[WHAT YOU ARE ASKED TO DO]:
Tally the lines in the listing below that contain "this" and report the tally alone.

[Extracts from a graphics dataset]:
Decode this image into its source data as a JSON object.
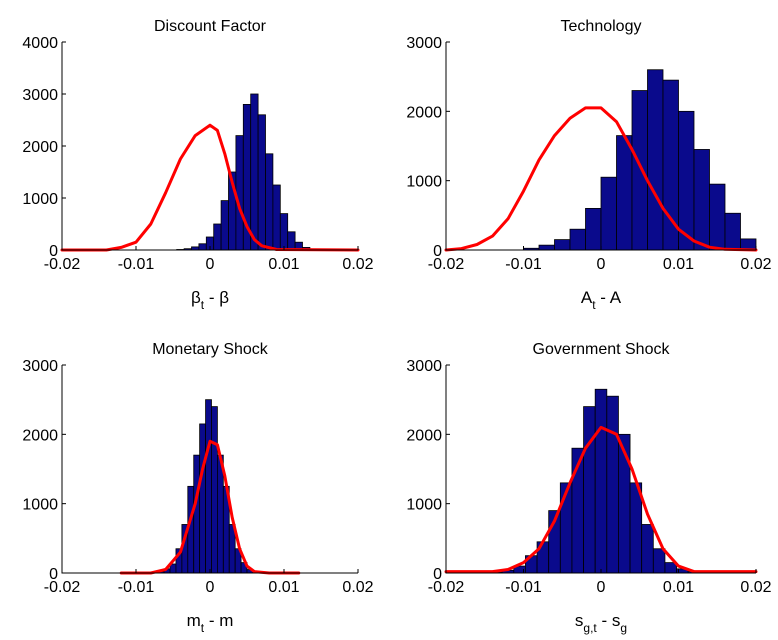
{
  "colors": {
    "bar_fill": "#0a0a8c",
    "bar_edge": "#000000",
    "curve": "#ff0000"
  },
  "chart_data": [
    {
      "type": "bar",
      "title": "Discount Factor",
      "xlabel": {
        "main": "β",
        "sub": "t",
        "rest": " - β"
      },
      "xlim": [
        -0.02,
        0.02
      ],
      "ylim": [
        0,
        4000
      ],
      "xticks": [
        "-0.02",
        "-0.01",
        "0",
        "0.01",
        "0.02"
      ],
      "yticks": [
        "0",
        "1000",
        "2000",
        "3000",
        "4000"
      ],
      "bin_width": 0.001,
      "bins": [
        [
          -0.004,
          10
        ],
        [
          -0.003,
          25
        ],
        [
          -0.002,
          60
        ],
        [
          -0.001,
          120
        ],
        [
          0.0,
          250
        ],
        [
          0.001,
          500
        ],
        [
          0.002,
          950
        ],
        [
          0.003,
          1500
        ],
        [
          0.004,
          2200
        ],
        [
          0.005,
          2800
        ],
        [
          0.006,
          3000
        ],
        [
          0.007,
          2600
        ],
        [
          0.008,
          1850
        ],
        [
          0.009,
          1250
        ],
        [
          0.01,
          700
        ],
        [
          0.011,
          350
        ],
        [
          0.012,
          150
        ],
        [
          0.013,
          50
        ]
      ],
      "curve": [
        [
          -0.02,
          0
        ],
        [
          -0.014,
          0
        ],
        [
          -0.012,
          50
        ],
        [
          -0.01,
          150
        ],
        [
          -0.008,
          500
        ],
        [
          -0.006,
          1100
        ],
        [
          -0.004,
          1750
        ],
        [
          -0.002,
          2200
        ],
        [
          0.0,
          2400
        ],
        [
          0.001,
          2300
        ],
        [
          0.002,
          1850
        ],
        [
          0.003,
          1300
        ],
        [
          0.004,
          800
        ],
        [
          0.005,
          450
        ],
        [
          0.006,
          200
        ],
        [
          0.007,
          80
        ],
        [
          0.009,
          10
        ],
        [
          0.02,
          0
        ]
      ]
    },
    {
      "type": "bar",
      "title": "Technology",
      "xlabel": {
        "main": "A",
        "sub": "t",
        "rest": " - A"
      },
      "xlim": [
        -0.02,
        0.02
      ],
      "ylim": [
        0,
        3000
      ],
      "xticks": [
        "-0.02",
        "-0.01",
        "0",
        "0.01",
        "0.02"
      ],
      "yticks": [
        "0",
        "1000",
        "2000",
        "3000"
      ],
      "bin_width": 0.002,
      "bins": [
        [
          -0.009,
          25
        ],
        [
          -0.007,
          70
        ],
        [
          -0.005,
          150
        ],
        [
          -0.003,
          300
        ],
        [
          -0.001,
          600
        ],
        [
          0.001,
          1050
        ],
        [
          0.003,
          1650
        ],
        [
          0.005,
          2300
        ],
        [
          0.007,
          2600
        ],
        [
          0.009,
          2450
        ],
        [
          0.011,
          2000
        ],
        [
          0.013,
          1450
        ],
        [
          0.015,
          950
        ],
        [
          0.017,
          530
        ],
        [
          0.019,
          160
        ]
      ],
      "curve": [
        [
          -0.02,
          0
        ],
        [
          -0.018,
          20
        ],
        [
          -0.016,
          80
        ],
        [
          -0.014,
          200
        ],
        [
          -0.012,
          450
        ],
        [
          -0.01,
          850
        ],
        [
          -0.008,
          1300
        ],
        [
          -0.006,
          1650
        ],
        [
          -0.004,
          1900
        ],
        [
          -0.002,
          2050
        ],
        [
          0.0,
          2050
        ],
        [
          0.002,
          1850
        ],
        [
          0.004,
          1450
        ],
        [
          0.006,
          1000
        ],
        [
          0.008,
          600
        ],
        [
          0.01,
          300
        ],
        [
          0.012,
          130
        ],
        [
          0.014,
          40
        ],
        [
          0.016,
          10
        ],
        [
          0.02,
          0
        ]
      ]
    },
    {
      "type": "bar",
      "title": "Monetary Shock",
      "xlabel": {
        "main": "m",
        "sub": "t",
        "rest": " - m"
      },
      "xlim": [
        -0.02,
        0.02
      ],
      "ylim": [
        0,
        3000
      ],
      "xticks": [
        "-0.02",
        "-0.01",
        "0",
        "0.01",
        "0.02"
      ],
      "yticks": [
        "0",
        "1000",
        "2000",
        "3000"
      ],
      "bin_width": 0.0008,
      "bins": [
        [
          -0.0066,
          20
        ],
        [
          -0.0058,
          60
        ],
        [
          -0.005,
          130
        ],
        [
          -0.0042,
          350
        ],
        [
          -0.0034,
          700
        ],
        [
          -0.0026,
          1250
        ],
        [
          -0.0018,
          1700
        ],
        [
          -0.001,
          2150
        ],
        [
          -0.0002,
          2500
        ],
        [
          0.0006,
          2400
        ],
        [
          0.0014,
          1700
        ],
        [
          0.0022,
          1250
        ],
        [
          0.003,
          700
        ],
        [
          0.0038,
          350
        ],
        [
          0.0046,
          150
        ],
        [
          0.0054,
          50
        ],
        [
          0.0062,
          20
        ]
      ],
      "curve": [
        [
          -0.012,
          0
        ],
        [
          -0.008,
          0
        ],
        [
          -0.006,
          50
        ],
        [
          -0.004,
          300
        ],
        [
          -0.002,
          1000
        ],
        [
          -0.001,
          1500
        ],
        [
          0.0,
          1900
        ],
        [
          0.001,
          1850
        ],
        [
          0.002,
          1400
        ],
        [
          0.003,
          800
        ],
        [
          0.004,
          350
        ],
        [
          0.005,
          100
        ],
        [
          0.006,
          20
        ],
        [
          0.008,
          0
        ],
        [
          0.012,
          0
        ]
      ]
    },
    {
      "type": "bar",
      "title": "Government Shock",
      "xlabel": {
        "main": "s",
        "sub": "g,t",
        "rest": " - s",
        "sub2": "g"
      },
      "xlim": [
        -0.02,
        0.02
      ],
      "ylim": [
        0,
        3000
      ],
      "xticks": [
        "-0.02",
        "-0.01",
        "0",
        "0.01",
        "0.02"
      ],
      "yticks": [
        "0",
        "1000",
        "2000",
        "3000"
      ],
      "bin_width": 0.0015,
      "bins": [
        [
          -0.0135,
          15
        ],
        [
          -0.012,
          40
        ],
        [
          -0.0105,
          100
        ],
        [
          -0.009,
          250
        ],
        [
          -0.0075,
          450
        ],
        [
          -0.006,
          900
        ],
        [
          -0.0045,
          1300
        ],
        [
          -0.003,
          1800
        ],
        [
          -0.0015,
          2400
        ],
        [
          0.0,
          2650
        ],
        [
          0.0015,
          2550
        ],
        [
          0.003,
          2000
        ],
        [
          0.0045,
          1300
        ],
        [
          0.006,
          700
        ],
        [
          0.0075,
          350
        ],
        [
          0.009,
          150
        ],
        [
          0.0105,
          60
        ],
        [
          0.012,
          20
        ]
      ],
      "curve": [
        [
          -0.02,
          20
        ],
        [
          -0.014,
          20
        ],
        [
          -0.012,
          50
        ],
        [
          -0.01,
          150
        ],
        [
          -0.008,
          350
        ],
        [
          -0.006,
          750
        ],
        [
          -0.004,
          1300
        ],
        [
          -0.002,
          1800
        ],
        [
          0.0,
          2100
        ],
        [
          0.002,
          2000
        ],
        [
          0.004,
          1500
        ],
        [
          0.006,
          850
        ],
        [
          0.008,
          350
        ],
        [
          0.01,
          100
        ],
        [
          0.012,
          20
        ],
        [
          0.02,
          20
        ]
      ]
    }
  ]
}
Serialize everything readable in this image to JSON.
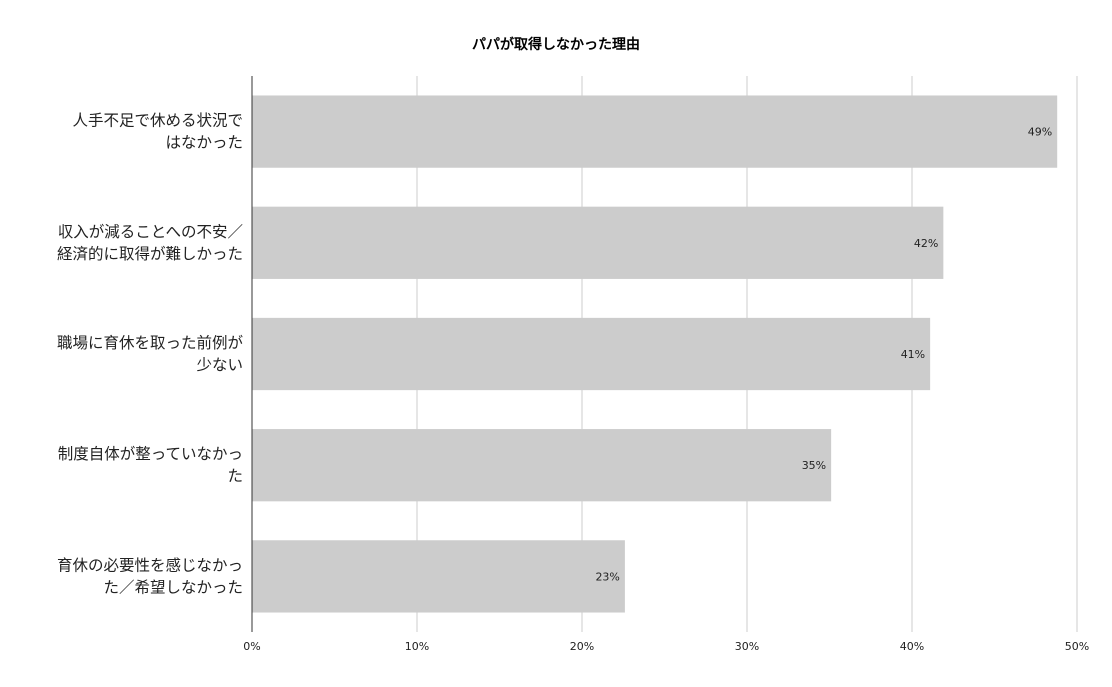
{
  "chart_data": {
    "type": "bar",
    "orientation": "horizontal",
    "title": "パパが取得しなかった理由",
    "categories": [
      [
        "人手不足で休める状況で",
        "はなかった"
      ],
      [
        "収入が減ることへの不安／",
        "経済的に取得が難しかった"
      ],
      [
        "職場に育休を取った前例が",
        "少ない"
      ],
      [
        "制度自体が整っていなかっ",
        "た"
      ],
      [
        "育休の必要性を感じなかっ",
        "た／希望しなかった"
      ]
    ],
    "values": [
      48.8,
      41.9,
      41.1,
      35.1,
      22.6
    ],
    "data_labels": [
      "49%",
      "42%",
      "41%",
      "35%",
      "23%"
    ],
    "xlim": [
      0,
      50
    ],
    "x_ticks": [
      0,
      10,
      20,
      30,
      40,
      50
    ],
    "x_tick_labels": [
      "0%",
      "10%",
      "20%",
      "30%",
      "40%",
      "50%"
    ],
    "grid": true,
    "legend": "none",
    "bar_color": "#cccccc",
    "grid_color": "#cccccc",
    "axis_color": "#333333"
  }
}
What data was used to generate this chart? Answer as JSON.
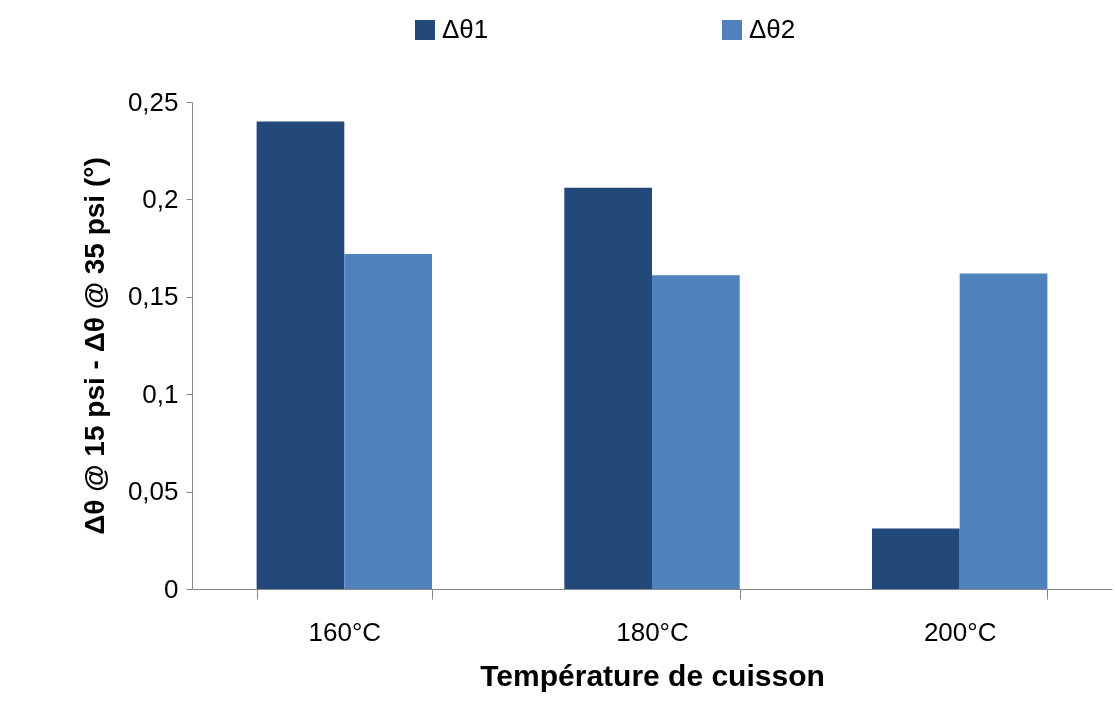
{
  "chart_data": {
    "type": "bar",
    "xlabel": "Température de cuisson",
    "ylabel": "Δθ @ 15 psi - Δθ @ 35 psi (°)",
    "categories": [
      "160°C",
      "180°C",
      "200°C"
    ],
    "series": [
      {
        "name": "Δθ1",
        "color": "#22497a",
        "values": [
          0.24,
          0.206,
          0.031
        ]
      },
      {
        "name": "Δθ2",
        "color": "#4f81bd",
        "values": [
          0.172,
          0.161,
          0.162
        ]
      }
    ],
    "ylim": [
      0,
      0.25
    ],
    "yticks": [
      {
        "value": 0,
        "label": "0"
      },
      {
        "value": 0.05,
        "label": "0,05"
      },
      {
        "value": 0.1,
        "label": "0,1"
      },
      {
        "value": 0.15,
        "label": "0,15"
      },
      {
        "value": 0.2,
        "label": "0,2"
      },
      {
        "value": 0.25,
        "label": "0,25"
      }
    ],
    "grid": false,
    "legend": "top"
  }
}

[SOLUTION]:
3